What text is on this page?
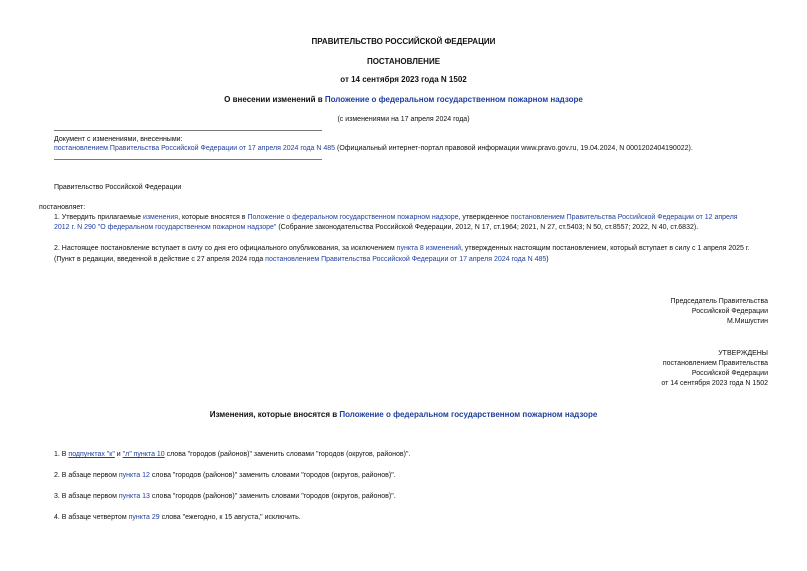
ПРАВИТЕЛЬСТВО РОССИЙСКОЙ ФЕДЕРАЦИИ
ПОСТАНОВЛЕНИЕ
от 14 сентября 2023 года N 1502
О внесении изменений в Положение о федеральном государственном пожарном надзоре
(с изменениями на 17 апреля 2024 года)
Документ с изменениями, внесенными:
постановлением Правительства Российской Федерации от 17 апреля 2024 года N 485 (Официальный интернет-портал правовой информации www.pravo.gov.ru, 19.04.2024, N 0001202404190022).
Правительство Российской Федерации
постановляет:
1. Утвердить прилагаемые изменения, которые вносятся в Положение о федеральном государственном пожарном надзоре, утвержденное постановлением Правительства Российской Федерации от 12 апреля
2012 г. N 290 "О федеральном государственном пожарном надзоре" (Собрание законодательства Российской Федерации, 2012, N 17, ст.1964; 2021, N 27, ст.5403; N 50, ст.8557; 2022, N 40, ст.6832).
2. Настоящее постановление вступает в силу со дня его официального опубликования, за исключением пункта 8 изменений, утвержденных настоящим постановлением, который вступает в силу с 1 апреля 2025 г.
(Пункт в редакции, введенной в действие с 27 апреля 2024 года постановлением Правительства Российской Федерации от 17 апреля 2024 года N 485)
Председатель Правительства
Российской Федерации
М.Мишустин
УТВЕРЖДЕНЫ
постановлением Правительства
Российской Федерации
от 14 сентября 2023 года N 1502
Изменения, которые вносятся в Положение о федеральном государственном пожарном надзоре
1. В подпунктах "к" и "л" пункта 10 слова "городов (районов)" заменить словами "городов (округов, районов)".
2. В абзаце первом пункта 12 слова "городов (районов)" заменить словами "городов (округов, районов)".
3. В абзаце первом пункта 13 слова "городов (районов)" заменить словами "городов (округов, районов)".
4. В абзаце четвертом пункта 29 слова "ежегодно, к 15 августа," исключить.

------------------------

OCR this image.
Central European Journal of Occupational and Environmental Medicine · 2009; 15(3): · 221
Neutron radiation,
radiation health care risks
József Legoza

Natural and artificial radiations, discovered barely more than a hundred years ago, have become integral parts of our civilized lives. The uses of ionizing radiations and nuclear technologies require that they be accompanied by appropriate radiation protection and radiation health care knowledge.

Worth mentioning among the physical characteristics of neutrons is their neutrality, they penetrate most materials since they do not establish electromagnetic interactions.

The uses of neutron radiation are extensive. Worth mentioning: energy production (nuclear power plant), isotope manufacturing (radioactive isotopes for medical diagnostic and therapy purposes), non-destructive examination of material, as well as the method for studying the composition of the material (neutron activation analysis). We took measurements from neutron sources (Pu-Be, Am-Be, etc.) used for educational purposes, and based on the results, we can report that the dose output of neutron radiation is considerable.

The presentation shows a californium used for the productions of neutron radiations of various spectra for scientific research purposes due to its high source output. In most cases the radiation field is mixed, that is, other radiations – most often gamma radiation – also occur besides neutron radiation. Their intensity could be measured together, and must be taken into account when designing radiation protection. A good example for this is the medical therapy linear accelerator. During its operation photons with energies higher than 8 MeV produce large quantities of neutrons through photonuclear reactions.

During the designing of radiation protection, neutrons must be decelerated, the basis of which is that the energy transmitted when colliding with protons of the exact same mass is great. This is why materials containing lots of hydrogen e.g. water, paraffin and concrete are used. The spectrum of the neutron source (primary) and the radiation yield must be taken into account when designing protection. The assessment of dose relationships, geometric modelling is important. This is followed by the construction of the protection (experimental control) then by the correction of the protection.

------------------------

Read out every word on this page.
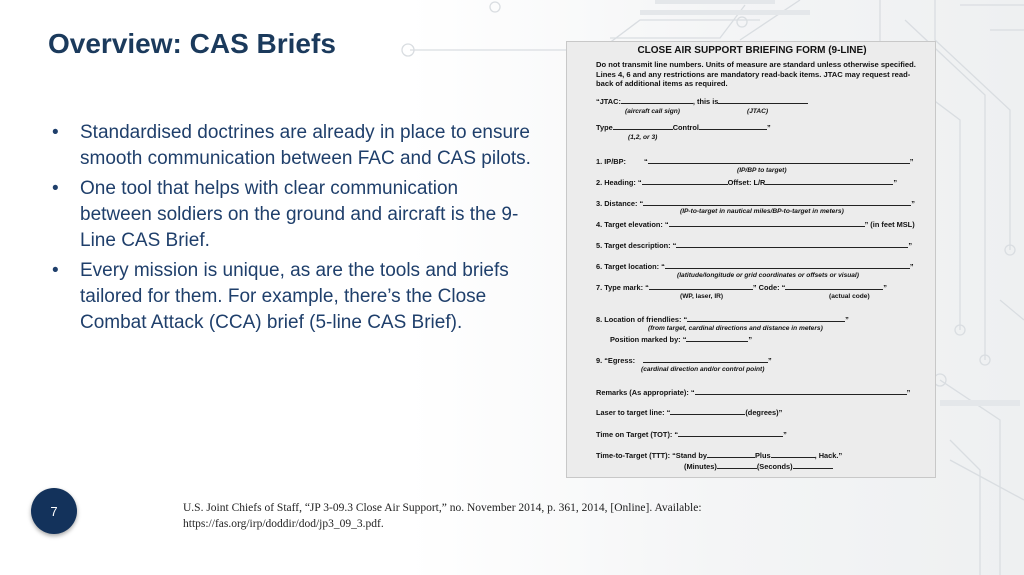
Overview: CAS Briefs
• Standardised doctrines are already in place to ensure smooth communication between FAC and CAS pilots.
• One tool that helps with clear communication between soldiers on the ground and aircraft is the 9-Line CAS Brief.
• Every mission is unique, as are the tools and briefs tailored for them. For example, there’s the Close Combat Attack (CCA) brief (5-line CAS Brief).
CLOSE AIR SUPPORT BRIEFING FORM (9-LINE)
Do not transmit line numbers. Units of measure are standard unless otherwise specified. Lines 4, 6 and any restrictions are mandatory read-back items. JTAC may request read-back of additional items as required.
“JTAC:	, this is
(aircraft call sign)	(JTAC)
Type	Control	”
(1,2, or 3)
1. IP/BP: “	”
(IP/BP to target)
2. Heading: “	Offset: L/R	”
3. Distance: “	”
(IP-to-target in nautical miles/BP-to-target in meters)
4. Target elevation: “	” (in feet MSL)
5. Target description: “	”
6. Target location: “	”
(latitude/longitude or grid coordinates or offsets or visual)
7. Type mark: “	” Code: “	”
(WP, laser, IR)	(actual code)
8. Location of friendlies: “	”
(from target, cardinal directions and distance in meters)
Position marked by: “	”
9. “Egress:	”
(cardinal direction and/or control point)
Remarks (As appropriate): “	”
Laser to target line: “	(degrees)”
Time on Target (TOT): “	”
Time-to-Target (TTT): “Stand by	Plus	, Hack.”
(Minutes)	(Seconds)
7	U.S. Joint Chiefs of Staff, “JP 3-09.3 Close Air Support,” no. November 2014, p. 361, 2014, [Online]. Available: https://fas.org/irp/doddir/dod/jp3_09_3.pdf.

------------------------

▸ **Directions**: Say, as a single number and nothing more, how many lines of the entries contain the word "meters".

▸ **Answer to the task**: 2